What is required:
Return the lines where the word "have" occurs.

Collected data entries
════
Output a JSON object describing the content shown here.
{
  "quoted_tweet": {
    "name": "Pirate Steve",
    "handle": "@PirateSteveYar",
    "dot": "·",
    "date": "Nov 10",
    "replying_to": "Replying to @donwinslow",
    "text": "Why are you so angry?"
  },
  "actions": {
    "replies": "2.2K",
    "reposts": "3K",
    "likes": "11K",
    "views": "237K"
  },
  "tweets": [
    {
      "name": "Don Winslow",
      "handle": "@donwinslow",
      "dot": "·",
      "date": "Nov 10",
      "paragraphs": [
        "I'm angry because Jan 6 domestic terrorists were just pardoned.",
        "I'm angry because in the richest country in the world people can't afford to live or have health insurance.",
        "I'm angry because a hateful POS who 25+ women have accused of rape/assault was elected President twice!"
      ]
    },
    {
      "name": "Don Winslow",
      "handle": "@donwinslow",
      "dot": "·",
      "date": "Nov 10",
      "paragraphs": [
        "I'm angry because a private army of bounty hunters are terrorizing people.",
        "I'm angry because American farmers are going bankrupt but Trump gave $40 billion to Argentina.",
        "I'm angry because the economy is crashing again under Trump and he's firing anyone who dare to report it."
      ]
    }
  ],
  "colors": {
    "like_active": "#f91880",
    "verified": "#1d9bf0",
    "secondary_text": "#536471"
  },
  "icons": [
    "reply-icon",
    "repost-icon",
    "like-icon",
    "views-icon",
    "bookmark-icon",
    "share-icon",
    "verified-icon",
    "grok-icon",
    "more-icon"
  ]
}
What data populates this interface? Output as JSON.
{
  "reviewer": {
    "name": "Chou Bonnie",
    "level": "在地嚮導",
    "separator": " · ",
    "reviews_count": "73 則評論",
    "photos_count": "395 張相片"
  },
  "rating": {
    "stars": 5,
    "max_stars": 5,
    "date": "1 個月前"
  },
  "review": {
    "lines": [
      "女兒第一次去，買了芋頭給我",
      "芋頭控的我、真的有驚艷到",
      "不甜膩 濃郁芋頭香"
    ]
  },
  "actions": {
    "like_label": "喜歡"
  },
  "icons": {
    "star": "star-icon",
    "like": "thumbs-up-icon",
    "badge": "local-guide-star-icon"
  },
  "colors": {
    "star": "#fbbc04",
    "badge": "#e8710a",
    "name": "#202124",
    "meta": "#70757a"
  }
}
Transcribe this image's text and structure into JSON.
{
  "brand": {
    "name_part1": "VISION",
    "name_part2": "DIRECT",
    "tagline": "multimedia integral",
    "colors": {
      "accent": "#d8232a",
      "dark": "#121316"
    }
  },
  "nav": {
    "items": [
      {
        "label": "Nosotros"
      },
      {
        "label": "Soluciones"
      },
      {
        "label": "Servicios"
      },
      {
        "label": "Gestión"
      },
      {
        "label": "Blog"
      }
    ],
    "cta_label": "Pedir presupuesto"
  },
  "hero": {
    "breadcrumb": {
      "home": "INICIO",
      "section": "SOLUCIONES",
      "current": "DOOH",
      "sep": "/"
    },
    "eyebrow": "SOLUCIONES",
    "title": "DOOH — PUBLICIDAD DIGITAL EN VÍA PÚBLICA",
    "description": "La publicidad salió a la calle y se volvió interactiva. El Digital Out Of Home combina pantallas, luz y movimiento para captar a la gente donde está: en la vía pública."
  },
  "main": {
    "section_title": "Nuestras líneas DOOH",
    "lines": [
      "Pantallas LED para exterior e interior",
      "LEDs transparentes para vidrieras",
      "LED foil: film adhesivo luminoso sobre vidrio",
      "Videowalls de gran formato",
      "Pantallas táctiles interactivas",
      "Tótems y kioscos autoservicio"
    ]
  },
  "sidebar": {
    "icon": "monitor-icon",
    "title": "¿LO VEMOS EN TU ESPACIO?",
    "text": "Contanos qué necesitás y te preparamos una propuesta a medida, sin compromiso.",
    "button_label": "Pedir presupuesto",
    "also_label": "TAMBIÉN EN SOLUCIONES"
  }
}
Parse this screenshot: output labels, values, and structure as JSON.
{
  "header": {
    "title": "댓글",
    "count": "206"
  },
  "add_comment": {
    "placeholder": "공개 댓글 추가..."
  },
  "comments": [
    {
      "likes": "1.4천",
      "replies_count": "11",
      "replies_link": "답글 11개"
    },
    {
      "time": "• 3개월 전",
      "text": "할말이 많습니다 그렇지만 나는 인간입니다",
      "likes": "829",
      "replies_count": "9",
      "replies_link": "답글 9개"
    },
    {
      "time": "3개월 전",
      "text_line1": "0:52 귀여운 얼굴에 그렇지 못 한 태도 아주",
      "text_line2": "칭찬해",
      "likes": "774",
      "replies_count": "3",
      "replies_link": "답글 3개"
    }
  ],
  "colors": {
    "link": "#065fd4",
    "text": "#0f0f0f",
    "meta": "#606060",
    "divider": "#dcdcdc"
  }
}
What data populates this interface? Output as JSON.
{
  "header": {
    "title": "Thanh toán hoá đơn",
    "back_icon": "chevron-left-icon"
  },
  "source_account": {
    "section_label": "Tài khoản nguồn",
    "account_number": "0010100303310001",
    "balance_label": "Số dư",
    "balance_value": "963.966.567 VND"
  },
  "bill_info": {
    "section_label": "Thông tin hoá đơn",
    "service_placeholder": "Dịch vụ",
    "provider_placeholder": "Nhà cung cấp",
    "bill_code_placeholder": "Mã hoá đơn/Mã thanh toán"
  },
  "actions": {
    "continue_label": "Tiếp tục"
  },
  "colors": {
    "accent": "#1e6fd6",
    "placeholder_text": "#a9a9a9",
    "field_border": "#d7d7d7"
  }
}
════
Correct output:
        "I'm angry because in the richest country in the world people can't afford to live or have health insurance.",
        "I'm angry because a hateful POS who 25+ women have accused of rape/assault was elected President twice!"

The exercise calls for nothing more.